## WORK REQUIRED
Return the count of lines that hold the string "values", with no other words.

▬▬▬▬▬▬▬▬▬▬

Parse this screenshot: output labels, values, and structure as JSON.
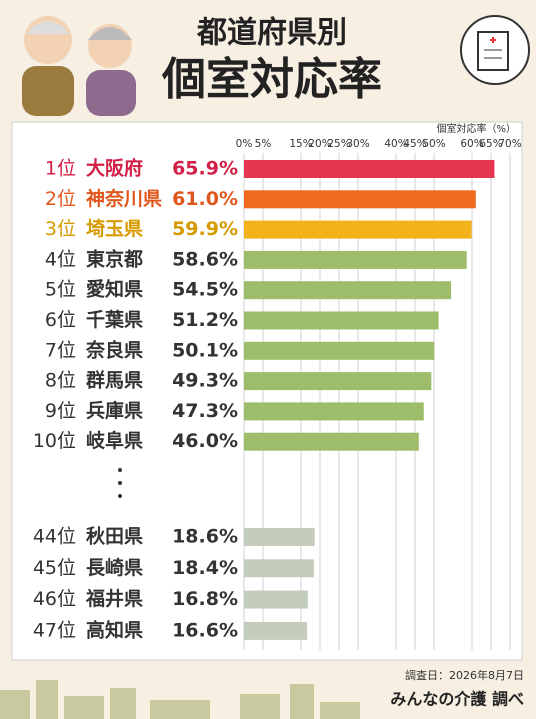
{
  "chart_data": {
    "type": "bar",
    "title": "都道府県別",
    "subtitle": "個室対応率",
    "x_label": "個室対応率（%）",
    "ranks": [
      "1位",
      "2位",
      "3位",
      "4位",
      "5位",
      "6位",
      "7位",
      "8位",
      "9位",
      "10位",
      "44位",
      "45位",
      "46位",
      "47位"
    ],
    "categories": [
      "大阪府",
      "神奈川県",
      "埼玉県",
      "東京都",
      "愛知県",
      "千葉県",
      "奈良県",
      "群馬県",
      "兵庫県",
      "岐阜県",
      "秋田県",
      "長崎県",
      "福井県",
      "高知県"
    ],
    "values": [
      65.9,
      61.0,
      59.9,
      58.6,
      54.5,
      51.2,
      50.1,
      49.3,
      47.3,
      46.0,
      18.6,
      18.4,
      16.8,
      16.6
    ],
    "value_labels": [
      "65.9%",
      "61.0%",
      "59.9%",
      "58.6%",
      "54.5%",
      "51.2%",
      "50.1%",
      "49.3%",
      "47.3%",
      "46.0%",
      "18.6%",
      "18.4%",
      "16.8%",
      "16.6%"
    ],
    "colors": [
      "#e6364f",
      "#f06a1e",
      "#f2b21a",
      "#9dbd6a",
      "#9dbd6a",
      "#9dbd6a",
      "#9dbd6a",
      "#9dbd6a",
      "#9dbd6a",
      "#9dbd6a",
      "#c4cdbb",
      "#c4cdbb",
      "#c4cdbb",
      "#c4cdbb"
    ],
    "text_colors": [
      "#d21f45",
      "#e0561c",
      "#d69a00",
      "#333333",
      "#333333",
      "#333333",
      "#333333",
      "#333333",
      "#333333",
      "#333333",
      "#333333",
      "#333333",
      "#333333",
      "#333333"
    ],
    "xlim": [
      0,
      70
    ],
    "xticks": [
      {
        "value": 0,
        "label": "0%"
      },
      {
        "value": 5,
        "label": "5%"
      },
      {
        "value": 15,
        "label": "15%"
      },
      {
        "value": 20,
        "label": "20%"
      },
      {
        "value": 25,
        "label": "25%"
      },
      {
        "value": 30,
        "label": "30%"
      },
      {
        "value": 40,
        "label": "40%"
      },
      {
        "value": 45,
        "label": "45%"
      },
      {
        "value": 50,
        "label": "50%"
      },
      {
        "value": 60,
        "label": "60%"
      },
      {
        "value": 65,
        "label": "65%"
      },
      {
        "value": 70,
        "label": "70%"
      }
    ],
    "grid": true,
    "survey_date": "調査日：2026年8月7日",
    "source": "みんなの介護 調べ"
  }
}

▬▬▬▬▬▬▬▬▬▬

## ANSWER FOR THE TASK
2